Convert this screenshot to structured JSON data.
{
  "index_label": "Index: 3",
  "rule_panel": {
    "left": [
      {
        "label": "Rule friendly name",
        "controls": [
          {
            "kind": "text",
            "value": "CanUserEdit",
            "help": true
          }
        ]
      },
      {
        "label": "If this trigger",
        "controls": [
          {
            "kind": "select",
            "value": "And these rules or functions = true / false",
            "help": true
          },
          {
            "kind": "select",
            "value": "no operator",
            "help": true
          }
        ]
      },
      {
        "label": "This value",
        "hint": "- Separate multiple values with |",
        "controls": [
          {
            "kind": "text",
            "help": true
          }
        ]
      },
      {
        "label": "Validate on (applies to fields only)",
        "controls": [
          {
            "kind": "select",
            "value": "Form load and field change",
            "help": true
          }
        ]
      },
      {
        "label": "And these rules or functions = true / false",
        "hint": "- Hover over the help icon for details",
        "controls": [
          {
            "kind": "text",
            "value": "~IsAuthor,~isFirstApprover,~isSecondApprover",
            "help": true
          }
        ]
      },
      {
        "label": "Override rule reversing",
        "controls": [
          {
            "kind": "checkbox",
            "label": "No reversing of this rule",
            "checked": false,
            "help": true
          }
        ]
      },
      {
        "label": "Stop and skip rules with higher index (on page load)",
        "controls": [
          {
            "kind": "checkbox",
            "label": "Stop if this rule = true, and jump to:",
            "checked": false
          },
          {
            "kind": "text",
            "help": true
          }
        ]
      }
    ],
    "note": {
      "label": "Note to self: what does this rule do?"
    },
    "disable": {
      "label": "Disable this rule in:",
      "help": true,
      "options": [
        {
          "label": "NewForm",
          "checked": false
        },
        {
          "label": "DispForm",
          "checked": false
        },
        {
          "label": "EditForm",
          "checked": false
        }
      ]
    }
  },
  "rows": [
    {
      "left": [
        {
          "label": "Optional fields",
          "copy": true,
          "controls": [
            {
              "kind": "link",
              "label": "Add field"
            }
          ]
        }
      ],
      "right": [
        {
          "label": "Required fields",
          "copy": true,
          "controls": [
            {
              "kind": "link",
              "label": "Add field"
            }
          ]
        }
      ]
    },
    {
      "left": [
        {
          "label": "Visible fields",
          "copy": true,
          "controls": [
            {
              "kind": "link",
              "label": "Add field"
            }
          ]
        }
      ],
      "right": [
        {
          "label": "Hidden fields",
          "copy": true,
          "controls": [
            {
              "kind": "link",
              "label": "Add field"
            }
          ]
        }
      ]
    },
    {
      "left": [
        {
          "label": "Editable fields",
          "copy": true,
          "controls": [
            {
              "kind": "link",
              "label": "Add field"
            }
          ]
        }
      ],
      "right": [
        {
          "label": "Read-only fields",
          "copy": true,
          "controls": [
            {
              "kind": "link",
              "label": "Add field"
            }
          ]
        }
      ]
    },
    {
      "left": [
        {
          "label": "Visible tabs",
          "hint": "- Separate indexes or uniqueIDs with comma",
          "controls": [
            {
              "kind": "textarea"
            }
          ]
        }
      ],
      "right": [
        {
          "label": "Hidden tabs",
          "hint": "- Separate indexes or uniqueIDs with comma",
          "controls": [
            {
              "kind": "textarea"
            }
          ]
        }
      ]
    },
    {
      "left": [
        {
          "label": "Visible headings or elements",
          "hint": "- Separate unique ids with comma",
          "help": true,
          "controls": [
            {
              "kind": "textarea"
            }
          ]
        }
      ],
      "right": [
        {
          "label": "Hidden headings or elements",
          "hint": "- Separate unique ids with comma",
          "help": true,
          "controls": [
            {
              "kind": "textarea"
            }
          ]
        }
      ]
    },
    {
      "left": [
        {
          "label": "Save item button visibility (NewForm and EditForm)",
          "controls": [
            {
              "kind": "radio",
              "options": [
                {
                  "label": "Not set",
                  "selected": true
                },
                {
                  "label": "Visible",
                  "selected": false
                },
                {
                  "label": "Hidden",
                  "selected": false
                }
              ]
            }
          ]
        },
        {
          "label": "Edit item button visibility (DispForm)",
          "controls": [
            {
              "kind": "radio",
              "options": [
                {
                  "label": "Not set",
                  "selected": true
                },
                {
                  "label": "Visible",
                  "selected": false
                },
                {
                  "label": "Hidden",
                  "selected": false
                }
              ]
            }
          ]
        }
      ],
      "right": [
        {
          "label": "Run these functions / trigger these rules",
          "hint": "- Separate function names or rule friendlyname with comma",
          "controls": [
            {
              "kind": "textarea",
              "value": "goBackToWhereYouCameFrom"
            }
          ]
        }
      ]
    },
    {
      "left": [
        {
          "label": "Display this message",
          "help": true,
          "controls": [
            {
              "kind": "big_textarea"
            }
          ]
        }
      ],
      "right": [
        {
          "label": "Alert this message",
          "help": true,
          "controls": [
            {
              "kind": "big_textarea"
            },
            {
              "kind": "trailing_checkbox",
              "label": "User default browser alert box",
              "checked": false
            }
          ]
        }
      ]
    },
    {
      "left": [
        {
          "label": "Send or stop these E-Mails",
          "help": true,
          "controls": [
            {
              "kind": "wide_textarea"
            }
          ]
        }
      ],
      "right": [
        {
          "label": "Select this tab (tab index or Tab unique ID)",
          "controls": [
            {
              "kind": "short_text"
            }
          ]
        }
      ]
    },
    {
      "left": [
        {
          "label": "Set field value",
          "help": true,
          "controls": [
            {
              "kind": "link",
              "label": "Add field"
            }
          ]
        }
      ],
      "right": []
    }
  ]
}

------------------------

What the task requires | In the lines above, find each one with "elements" and list it.

Complete response |
          "label": "Visible headings or elements",
          "label": "Hidden headings or elements",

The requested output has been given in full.